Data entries

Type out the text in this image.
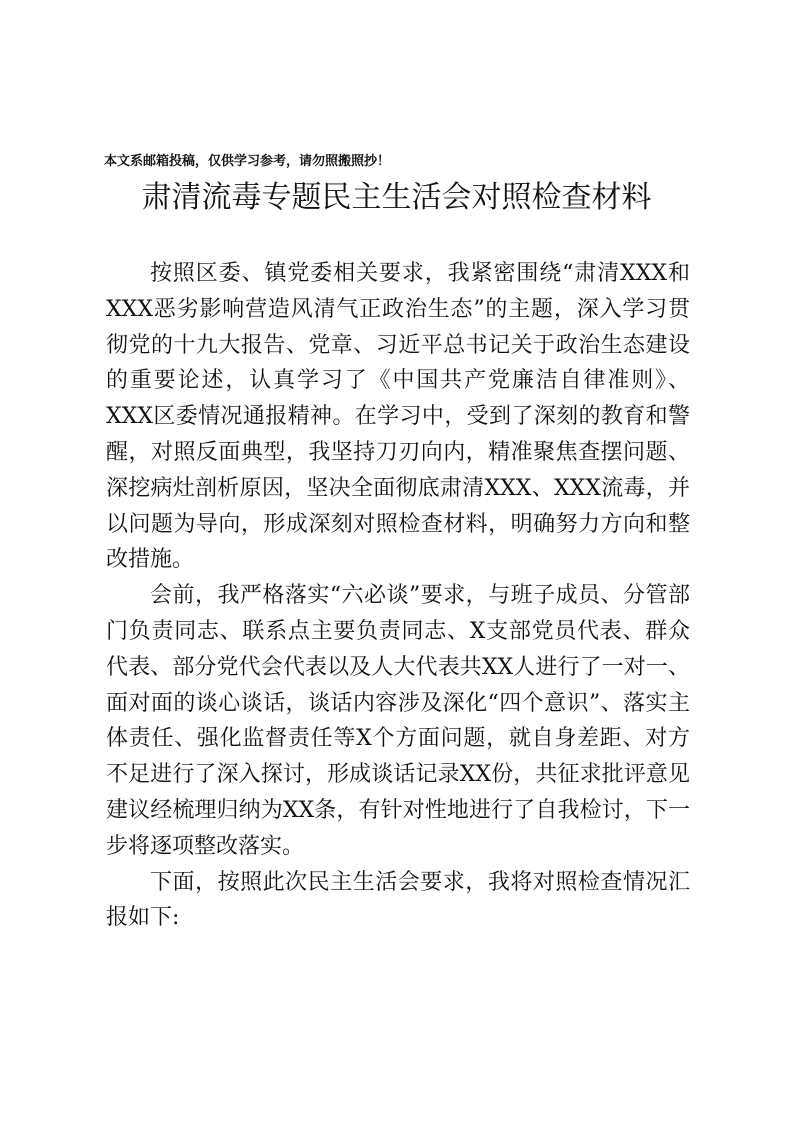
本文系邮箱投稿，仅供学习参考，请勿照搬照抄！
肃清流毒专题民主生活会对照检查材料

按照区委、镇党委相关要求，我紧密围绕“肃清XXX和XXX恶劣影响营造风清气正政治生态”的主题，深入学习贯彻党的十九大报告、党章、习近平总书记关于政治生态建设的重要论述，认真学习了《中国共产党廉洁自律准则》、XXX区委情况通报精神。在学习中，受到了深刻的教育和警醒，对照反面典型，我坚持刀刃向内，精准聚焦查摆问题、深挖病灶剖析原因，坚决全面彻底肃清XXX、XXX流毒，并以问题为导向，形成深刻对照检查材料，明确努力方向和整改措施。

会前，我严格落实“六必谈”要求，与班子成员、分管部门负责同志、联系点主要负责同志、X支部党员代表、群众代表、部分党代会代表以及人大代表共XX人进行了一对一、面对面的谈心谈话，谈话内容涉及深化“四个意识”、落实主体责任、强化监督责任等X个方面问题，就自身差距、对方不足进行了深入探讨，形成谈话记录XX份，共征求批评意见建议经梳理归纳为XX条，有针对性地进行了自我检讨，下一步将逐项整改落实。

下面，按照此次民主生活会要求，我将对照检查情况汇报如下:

---

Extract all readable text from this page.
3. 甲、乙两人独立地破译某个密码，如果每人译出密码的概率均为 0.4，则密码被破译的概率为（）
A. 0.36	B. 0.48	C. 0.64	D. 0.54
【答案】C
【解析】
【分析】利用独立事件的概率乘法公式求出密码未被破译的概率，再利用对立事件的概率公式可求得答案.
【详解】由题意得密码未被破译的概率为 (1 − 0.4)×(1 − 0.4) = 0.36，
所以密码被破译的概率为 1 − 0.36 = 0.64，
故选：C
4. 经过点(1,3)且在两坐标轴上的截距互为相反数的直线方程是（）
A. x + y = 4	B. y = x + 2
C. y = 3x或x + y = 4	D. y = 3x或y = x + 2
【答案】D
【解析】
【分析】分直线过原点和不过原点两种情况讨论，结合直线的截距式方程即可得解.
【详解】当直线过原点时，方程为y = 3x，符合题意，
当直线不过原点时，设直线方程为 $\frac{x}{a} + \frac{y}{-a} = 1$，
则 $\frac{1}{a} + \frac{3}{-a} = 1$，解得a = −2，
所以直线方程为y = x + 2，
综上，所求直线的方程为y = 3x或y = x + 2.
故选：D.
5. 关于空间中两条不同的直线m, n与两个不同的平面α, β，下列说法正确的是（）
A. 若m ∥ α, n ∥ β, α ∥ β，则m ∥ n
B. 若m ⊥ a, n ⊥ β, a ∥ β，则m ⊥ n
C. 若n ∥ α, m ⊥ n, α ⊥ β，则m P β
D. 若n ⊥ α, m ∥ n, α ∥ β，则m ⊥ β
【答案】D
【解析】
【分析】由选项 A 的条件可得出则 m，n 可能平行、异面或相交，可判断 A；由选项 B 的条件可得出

Exercise details:
Find each line holding "this". Copy it out.

Result below:
Type out the text in this image.
Extract all readable text from this page.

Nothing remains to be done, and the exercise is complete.